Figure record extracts
▽
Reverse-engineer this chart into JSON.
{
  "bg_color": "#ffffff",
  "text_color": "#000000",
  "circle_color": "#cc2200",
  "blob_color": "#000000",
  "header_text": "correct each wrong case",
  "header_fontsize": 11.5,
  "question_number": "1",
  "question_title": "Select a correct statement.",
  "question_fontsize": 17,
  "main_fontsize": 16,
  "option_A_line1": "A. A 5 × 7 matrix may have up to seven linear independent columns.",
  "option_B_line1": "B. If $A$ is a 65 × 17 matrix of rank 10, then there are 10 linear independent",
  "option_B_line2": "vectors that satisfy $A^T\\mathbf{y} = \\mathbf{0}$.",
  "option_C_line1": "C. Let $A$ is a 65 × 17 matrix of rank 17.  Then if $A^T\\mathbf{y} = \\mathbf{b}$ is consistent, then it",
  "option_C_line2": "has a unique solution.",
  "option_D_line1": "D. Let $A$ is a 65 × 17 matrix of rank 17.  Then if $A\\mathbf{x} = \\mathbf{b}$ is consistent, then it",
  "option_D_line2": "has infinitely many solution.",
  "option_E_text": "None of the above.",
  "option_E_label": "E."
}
△
▽
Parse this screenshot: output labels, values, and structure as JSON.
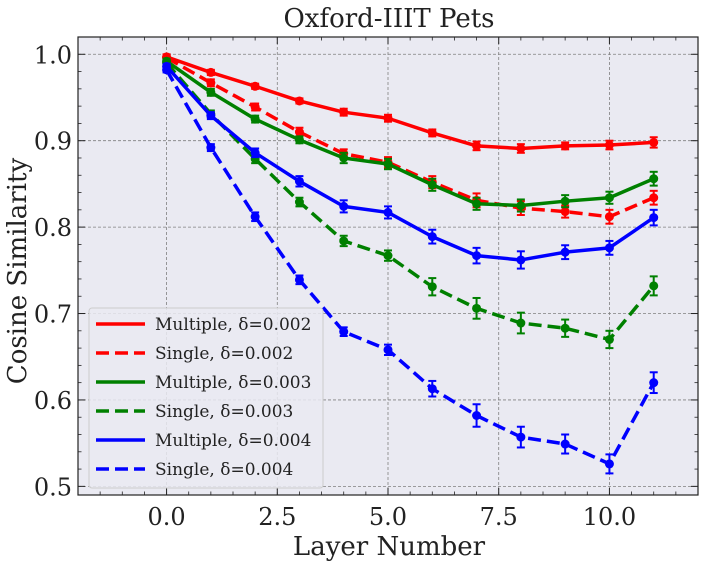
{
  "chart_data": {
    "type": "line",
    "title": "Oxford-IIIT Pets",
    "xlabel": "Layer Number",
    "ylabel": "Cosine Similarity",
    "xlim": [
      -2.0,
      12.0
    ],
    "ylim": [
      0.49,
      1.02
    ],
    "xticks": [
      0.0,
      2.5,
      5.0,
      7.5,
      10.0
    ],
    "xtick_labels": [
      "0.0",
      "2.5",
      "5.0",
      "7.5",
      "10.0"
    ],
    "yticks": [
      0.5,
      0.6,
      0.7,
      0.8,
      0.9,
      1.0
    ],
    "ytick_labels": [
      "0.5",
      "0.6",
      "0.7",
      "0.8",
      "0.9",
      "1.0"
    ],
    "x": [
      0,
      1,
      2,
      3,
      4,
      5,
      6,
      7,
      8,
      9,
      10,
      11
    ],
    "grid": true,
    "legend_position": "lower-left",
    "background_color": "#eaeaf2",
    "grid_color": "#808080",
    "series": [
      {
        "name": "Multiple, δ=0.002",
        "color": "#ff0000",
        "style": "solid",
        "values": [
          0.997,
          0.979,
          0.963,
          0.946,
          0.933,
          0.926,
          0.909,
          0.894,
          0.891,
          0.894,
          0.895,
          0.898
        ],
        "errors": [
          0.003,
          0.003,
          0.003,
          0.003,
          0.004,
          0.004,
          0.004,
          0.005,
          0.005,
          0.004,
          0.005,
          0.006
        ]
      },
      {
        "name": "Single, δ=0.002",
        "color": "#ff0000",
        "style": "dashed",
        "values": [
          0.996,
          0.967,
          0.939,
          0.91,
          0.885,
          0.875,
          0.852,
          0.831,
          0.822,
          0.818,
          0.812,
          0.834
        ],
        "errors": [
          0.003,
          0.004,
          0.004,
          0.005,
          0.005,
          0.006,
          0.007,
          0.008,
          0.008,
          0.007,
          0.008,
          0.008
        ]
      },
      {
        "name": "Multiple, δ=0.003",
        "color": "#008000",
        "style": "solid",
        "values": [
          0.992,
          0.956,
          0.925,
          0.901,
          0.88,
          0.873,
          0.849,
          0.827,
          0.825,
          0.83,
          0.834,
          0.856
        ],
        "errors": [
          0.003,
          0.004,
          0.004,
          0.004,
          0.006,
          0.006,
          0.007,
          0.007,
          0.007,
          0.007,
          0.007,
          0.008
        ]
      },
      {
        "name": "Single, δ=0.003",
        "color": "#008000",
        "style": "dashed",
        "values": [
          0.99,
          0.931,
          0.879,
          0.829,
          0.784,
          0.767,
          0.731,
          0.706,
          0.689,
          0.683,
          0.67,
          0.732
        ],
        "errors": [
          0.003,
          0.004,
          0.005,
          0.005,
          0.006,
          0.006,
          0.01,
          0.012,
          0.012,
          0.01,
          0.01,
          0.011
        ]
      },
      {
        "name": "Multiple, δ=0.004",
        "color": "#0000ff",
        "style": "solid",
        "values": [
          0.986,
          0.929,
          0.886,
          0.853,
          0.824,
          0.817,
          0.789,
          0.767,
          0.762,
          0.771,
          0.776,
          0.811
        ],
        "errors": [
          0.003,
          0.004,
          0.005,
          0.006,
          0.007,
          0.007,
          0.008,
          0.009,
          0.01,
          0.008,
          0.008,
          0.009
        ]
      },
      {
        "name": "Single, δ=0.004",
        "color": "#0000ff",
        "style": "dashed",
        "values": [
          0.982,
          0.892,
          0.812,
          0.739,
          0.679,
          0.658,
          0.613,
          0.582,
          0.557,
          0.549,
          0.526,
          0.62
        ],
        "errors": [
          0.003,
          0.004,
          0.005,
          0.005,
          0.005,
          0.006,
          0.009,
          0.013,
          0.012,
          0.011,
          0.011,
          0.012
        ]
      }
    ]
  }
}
△
▽
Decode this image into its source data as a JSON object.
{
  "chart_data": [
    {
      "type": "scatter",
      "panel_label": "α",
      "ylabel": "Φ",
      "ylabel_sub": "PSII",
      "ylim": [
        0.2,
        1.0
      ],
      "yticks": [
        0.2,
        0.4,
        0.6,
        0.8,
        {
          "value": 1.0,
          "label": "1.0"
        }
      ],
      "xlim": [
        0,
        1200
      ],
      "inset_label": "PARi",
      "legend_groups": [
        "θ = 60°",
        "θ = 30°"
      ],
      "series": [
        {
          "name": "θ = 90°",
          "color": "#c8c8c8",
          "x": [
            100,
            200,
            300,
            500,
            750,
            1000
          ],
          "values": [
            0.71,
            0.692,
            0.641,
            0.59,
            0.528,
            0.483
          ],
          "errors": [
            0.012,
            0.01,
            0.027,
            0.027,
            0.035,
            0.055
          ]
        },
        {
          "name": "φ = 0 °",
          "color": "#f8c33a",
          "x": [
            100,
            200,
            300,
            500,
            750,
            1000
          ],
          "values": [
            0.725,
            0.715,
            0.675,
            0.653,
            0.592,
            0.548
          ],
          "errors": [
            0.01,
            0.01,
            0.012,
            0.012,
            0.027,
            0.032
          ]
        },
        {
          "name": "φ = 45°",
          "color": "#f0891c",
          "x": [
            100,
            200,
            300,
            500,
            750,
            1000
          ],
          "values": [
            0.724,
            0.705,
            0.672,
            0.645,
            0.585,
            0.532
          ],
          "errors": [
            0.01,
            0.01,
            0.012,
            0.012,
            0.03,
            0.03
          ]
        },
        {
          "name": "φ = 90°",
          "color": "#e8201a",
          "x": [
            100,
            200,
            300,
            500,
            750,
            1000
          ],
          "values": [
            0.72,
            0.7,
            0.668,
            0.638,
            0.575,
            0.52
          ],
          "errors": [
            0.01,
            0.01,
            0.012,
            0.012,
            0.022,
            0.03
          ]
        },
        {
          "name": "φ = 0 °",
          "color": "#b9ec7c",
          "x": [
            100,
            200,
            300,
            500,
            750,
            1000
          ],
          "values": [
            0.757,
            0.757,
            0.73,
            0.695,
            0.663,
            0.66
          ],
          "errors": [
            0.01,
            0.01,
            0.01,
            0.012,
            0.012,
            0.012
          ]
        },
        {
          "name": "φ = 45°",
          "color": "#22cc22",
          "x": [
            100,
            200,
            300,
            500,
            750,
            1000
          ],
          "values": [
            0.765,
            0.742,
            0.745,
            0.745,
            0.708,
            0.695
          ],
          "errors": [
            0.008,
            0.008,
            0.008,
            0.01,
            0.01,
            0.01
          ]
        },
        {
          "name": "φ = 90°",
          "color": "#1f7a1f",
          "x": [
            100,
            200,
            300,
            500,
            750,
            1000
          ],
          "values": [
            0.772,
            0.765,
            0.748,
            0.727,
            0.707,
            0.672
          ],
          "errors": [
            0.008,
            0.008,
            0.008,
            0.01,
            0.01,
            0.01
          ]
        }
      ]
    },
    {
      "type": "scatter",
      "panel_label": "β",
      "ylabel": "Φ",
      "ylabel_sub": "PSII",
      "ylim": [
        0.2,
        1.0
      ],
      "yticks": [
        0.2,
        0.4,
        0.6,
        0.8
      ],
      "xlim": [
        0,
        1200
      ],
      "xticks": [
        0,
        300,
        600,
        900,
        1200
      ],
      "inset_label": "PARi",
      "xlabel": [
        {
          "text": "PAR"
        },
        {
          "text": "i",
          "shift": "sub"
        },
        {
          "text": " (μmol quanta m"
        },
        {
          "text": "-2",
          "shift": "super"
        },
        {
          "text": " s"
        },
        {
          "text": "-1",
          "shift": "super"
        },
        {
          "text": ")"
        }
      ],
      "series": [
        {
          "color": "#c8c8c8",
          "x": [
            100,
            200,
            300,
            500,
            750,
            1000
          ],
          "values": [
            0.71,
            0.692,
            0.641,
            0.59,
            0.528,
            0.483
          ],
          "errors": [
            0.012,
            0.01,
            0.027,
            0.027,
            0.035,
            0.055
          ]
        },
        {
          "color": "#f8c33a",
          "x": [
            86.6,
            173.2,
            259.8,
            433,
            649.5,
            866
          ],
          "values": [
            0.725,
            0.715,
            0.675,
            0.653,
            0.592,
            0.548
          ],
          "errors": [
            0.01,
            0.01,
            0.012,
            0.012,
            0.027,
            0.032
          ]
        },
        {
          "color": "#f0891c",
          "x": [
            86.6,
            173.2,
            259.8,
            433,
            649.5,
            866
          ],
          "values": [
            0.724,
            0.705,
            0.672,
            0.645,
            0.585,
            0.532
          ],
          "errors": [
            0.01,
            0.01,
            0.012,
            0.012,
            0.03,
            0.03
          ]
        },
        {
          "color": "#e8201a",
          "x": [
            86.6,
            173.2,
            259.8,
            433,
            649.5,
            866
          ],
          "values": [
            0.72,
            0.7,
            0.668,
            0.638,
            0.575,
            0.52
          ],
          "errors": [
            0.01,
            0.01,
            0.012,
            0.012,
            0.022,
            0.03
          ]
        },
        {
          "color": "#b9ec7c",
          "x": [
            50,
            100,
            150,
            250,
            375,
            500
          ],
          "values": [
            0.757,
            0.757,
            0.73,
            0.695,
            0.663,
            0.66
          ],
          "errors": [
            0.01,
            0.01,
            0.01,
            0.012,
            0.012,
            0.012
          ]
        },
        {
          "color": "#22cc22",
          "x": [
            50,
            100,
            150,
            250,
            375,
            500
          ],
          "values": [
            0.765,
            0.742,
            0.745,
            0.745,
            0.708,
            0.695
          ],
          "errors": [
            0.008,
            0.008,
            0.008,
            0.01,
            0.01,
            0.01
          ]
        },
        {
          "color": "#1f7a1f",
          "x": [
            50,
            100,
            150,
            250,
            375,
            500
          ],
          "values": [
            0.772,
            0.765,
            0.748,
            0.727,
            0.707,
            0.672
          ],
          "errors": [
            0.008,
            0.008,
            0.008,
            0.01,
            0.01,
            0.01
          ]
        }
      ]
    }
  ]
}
△
**Your task**
Write down only the number of lines that contain the string "rank" in the listing.

**Response to the task**
3